### EXERCISE
Output all the entries word for word. Omit the pictures.
DATA SECTION start
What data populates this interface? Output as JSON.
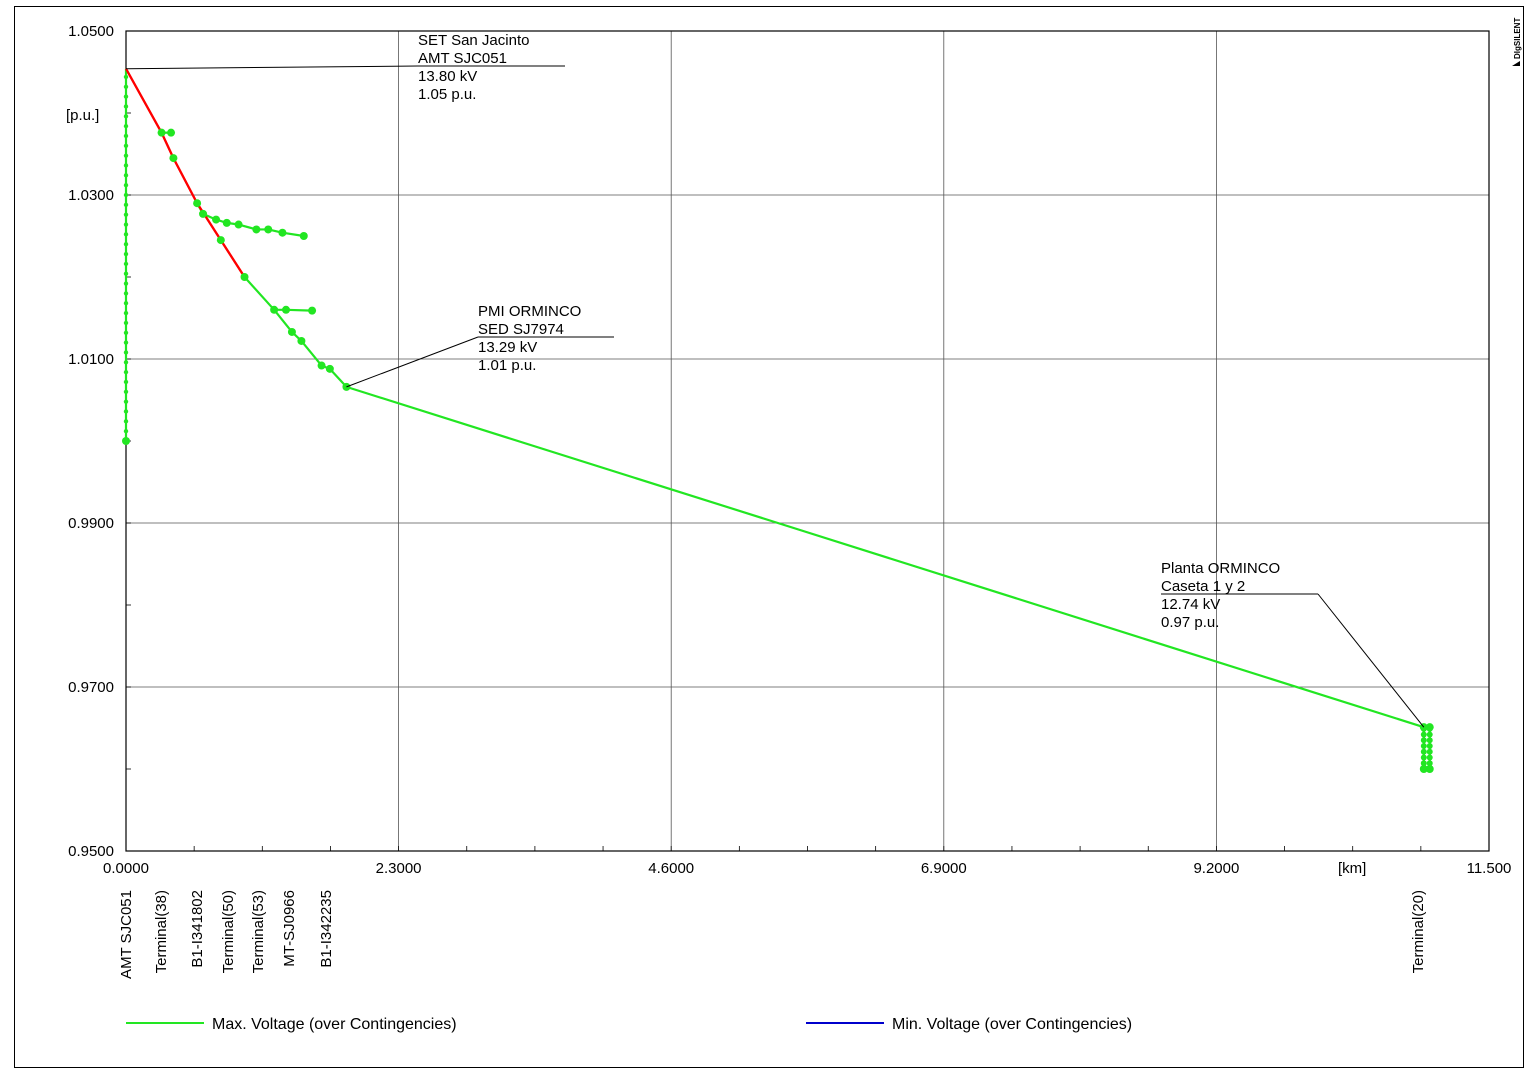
{
  "chart_data": {
    "type": "line",
    "ylabel": "[p.u.]",
    "xlabel": "[km]",
    "xlim": [
      0,
      11.5
    ],
    "ylim": [
      0.95,
      1.05
    ],
    "x_ticks": [
      "0.0000",
      "2.3000",
      "4.6000",
      "6.9000",
      "9.2000",
      "11.500"
    ],
    "y_ticks": [
      "0.9500",
      "0.9700",
      "0.9900",
      "1.0100",
      "1.0300",
      "1.0500"
    ],
    "x_tick_values": [
      0,
      2.3,
      4.6,
      6.9,
      9.2,
      11.5
    ],
    "y_tick_values": [
      0.95,
      0.97,
      0.99,
      1.01,
      1.03,
      1.05
    ],
    "grid": true,
    "legend_position": "bottom",
    "series": [
      {
        "name": "Max. Voltage (over Contingencies)",
        "color": "#22e622",
        "values": [
          {
            "x": 0.0,
            "y": 1.0454
          },
          {
            "x": 0.3,
            "y": 1.0376
          },
          {
            "x": 0.4,
            "y": 1.0345
          },
          {
            "x": 0.6,
            "y": 1.029
          },
          {
            "x": 0.8,
            "y": 1.0245
          },
          {
            "x": 1.0,
            "y": 1.02
          },
          {
            "x": 1.25,
            "y": 1.016
          },
          {
            "x": 1.4,
            "y": 1.0133
          },
          {
            "x": 1.48,
            "y": 1.0122
          },
          {
            "x": 1.65,
            "y": 1.0092
          },
          {
            "x": 1.72,
            "y": 1.0088
          },
          {
            "x": 1.86,
            "y": 1.0066
          },
          {
            "x": 5.5,
            "y": 0.99
          },
          {
            "x": 10.95,
            "y": 0.9651
          }
        ]
      },
      {
        "name": "Min. Voltage (over Contingencies)",
        "color": "#0000cc",
        "values": []
      }
    ],
    "branches": [
      {
        "color": "#ff0000",
        "values": [
          {
            "x": 0.0,
            "y": 1.0454
          },
          {
            "x": 0.3,
            "y": 1.0376
          },
          {
            "x": 0.4,
            "y": 1.0345
          },
          {
            "x": 0.6,
            "y": 1.029
          },
          {
            "x": 0.8,
            "y": 1.0245
          },
          {
            "x": 1.0,
            "y": 1.02
          }
        ]
      },
      {
        "color": "#22e622",
        "values": [
          {
            "x": 0.0,
            "y": 1.0454
          },
          {
            "x": 0.0,
            "y": 1.0
          }
        ]
      },
      {
        "color": "#22e622",
        "values": [
          {
            "x": 0.3,
            "y": 1.0376
          },
          {
            "x": 0.38,
            "y": 1.0376
          }
        ]
      },
      {
        "color": "#22e622",
        "values": [
          {
            "x": 0.6,
            "y": 1.029
          },
          {
            "x": 0.65,
            "y": 1.0277
          },
          {
            "x": 0.76,
            "y": 1.027
          },
          {
            "x": 0.85,
            "y": 1.0266
          },
          {
            "x": 0.95,
            "y": 1.0264
          },
          {
            "x": 1.1,
            "y": 1.0258
          },
          {
            "x": 1.2,
            "y": 1.0258
          },
          {
            "x": 1.32,
            "y": 1.0254
          },
          {
            "x": 1.5,
            "y": 1.025
          }
        ]
      },
      {
        "color": "#22e622",
        "values": [
          {
            "x": 1.25,
            "y": 1.016
          },
          {
            "x": 1.35,
            "y": 1.016
          },
          {
            "x": 1.57,
            "y": 1.0159
          }
        ]
      },
      {
        "color": "#22e622",
        "values": [
          {
            "x": 10.95,
            "y": 0.9651
          },
          {
            "x": 10.95,
            "y": 0.96
          }
        ]
      },
      {
        "color": "#22e622",
        "values": [
          {
            "x": 11.0,
            "y": 0.9651
          },
          {
            "x": 11.0,
            "y": 0.96
          }
        ]
      }
    ],
    "markers": [
      {
        "x": 0.0,
        "y": 1.0
      },
      {
        "x": 0.3,
        "y": 1.0376
      },
      {
        "x": 0.38,
        "y": 1.0376
      },
      {
        "x": 0.4,
        "y": 1.0345
      },
      {
        "x": 0.6,
        "y": 1.029
      },
      {
        "x": 0.65,
        "y": 1.0277
      },
      {
        "x": 0.76,
        "y": 1.027
      },
      {
        "x": 0.8,
        "y": 1.0245
      },
      {
        "x": 0.85,
        "y": 1.0266
      },
      {
        "x": 0.95,
        "y": 1.0264
      },
      {
        "x": 1.0,
        "y": 1.02
      },
      {
        "x": 1.1,
        "y": 1.0258
      },
      {
        "x": 1.2,
        "y": 1.0258
      },
      {
        "x": 1.25,
        "y": 1.016
      },
      {
        "x": 1.32,
        "y": 1.0254
      },
      {
        "x": 1.35,
        "y": 1.016
      },
      {
        "x": 1.4,
        "y": 1.0133
      },
      {
        "x": 1.48,
        "y": 1.0122
      },
      {
        "x": 1.5,
        "y": 1.025
      },
      {
        "x": 1.57,
        "y": 1.0159
      },
      {
        "x": 1.65,
        "y": 1.0092
      },
      {
        "x": 1.72,
        "y": 1.0088
      },
      {
        "x": 1.86,
        "y": 1.0066
      },
      {
        "x": 10.95,
        "y": 0.96
      },
      {
        "x": 11.0,
        "y": 0.96
      },
      {
        "x": 10.95,
        "y": 0.9651
      },
      {
        "x": 11.0,
        "y": 0.9651
      }
    ],
    "annotations": [
      {
        "x": 0.0,
        "y": 1.0454,
        "lines": [
          "SET San Jacinto",
          "AMT SJC051",
          "13.80 kV",
          "1.05 p.u."
        ]
      },
      {
        "x": 1.86,
        "y": 1.0066,
        "lines": [
          "PMI ORMINCO",
          "SED SJ7974",
          "13.29 kV",
          "1.01 p.u."
        ]
      },
      {
        "x": 10.95,
        "y": 0.9651,
        "lines": [
          "Planta ORMINCO",
          "Caseta 1 y 2",
          "12.74 kV",
          "0.97 p.u."
        ]
      }
    ],
    "node_labels": [
      {
        "x": 0.0,
        "label": "AMT SJC051"
      },
      {
        "x": 0.3,
        "label": "Terminal(38)"
      },
      {
        "x": 0.6,
        "label": "B1-I341802"
      },
      {
        "x": 0.85,
        "label": "Terminal(50)"
      },
      {
        "x": 1.1,
        "label": "Terminal(53)"
      },
      {
        "x": 1.35,
        "label": "MT-SJ0966"
      },
      {
        "x": 1.65,
        "label": "B1-I342235"
      },
      {
        "x": 10.95,
        "label": "Terminal(20)"
      }
    ]
  },
  "brand": "DIgSILENT"
}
DATA SECTION end
### COMPLETE RESPONSE
What data populates this interface? Output as JSON.
{
  "chart_data": {
    "type": "line",
    "ylabel": "[p.u.]",
    "xlabel": "[km]",
    "xlim": [
      0,
      11.5
    ],
    "ylim": [
      0.95,
      1.05
    ],
    "x_ticks": [
      "0.0000",
      "2.3000",
      "4.6000",
      "6.9000",
      "9.2000",
      "11.500"
    ],
    "y_ticks": [
      "0.9500",
      "0.9700",
      "0.9900",
      "1.0100",
      "1.0300",
      "1.0500"
    ],
    "x_tick_values": [
      0,
      2.3,
      4.6,
      6.9,
      9.2,
      11.5
    ],
    "y_tick_values": [
      0.95,
      0.97,
      0.99,
      1.01,
      1.03,
      1.05
    ],
    "grid": true,
    "legend_position": "bottom",
    "series": [
      {
        "name": "Max. Voltage (over Contingencies)",
        "color": "#22e622",
        "values": [
          {
            "x": 0.0,
            "y": 1.0454
          },
          {
            "x": 0.3,
            "y": 1.0376
          },
          {
            "x": 0.4,
            "y": 1.0345
          },
          {
            "x": 0.6,
            "y": 1.029
          },
          {
            "x": 0.8,
            "y": 1.0245
          },
          {
            "x": 1.0,
            "y": 1.02
          },
          {
            "x": 1.25,
            "y": 1.016
          },
          {
            "x": 1.4,
            "y": 1.0133
          },
          {
            "x": 1.48,
            "y": 1.0122
          },
          {
            "x": 1.65,
            "y": 1.0092
          },
          {
            "x": 1.72,
            "y": 1.0088
          },
          {
            "x": 1.86,
            "y": 1.0066
          },
          {
            "x": 5.5,
            "y": 0.99
          },
          {
            "x": 10.95,
            "y": 0.9651
          }
        ]
      },
      {
        "name": "Min. Voltage (over Contingencies)",
        "color": "#0000cc",
        "values": []
      }
    ],
    "branches": [
      {
        "color": "#ff0000",
        "values": [
          {
            "x": 0.0,
            "y": 1.0454
          },
          {
            "x": 0.3,
            "y": 1.0376
          },
          {
            "x": 0.4,
            "y": 1.0345
          },
          {
            "x": 0.6,
            "y": 1.029
          },
          {
            "x": 0.8,
            "y": 1.0245
          },
          {
            "x": 1.0,
            "y": 1.02
          }
        ]
      },
      {
        "color": "#22e622",
        "values": [
          {
            "x": 0.0,
            "y": 1.0454
          },
          {
            "x": 0.0,
            "y": 1.0
          }
        ]
      },
      {
        "color": "#22e622",
        "values": [
          {
            "x": 0.3,
            "y": 1.0376
          },
          {
            "x": 0.38,
            "y": 1.0376
          }
        ]
      },
      {
        "color": "#22e622",
        "values": [
          {
            "x": 0.6,
            "y": 1.029
          },
          {
            "x": 0.65,
            "y": 1.0277
          },
          {
            "x": 0.76,
            "y": 1.027
          },
          {
            "x": 0.85,
            "y": 1.0266
          },
          {
            "x": 0.95,
            "y": 1.0264
          },
          {
            "x": 1.1,
            "y": 1.0258
          },
          {
            "x": 1.2,
            "y": 1.0258
          },
          {
            "x": 1.32,
            "y": 1.0254
          },
          {
            "x": 1.5,
            "y": 1.025
          }
        ]
      },
      {
        "color": "#22e622",
        "values": [
          {
            "x": 1.25,
            "y": 1.016
          },
          {
            "x": 1.35,
            "y": 1.016
          },
          {
            "x": 1.57,
            "y": 1.0159
          }
        ]
      },
      {
        "color": "#22e622",
        "values": [
          {
            "x": 10.95,
            "y": 0.9651
          },
          {
            "x": 10.95,
            "y": 0.96
          }
        ]
      },
      {
        "color": "#22e622",
        "values": [
          {
            "x": 11.0,
            "y": 0.9651
          },
          {
            "x": 11.0,
            "y": 0.96
          }
        ]
      }
    ],
    "markers": [
      {
        "x": 0.0,
        "y": 1.0
      },
      {
        "x": 0.3,
        "y": 1.0376
      },
      {
        "x": 0.38,
        "y": 1.0376
      },
      {
        "x": 0.4,
        "y": 1.0345
      },
      {
        "x": 0.6,
        "y": 1.029
      },
      {
        "x": 0.65,
        "y": 1.0277
      },
      {
        "x": 0.76,
        "y": 1.027
      },
      {
        "x": 0.8,
        "y": 1.0245
      },
      {
        "x": 0.85,
        "y": 1.0266
      },
      {
        "x": 0.95,
        "y": 1.0264
      },
      {
        "x": 1.0,
        "y": 1.02
      },
      {
        "x": 1.1,
        "y": 1.0258
      },
      {
        "x": 1.2,
        "y": 1.0258
      },
      {
        "x": 1.25,
        "y": 1.016
      },
      {
        "x": 1.32,
        "y": 1.0254
      },
      {
        "x": 1.35,
        "y": 1.016
      },
      {
        "x": 1.4,
        "y": 1.0133
      },
      {
        "x": 1.48,
        "y": 1.0122
      },
      {
        "x": 1.5,
        "y": 1.025
      },
      {
        "x": 1.57,
        "y": 1.0159
      },
      {
        "x": 1.65,
        "y": 1.0092
      },
      {
        "x": 1.72,
        "y": 1.0088
      },
      {
        "x": 1.86,
        "y": 1.0066
      },
      {
        "x": 10.95,
        "y": 0.96
      },
      {
        "x": 11.0,
        "y": 0.96
      },
      {
        "x": 10.95,
        "y": 0.9651
      },
      {
        "x": 11.0,
        "y": 0.9651
      }
    ],
    "annotations": [
      {
        "x": 0.0,
        "y": 1.0454,
        "lines": [
          "SET San Jacinto",
          "AMT SJC051",
          "13.80 kV",
          "1.05 p.u."
        ]
      },
      {
        "x": 1.86,
        "y": 1.0066,
        "lines": [
          "PMI ORMINCO",
          "SED SJ7974",
          "13.29 kV",
          "1.01 p.u."
        ]
      },
      {
        "x": 10.95,
        "y": 0.9651,
        "lines": [
          "Planta ORMINCO",
          "Caseta 1 y 2",
          "12.74 kV",
          "0.97 p.u."
        ]
      }
    ],
    "node_labels": [
      {
        "x": 0.0,
        "label": "AMT SJC051"
      },
      {
        "x": 0.3,
        "label": "Terminal(38)"
      },
      {
        "x": 0.6,
        "label": "B1-I341802"
      },
      {
        "x": 0.85,
        "label": "Terminal(50)"
      },
      {
        "x": 1.1,
        "label": "Terminal(53)"
      },
      {
        "x": 1.35,
        "label": "MT-SJ0966"
      },
      {
        "x": 1.65,
        "label": "B1-I342235"
      },
      {
        "x": 10.95,
        "label": "Terminal(20)"
      }
    ]
  },
  "brand": "DIgSILENT"
}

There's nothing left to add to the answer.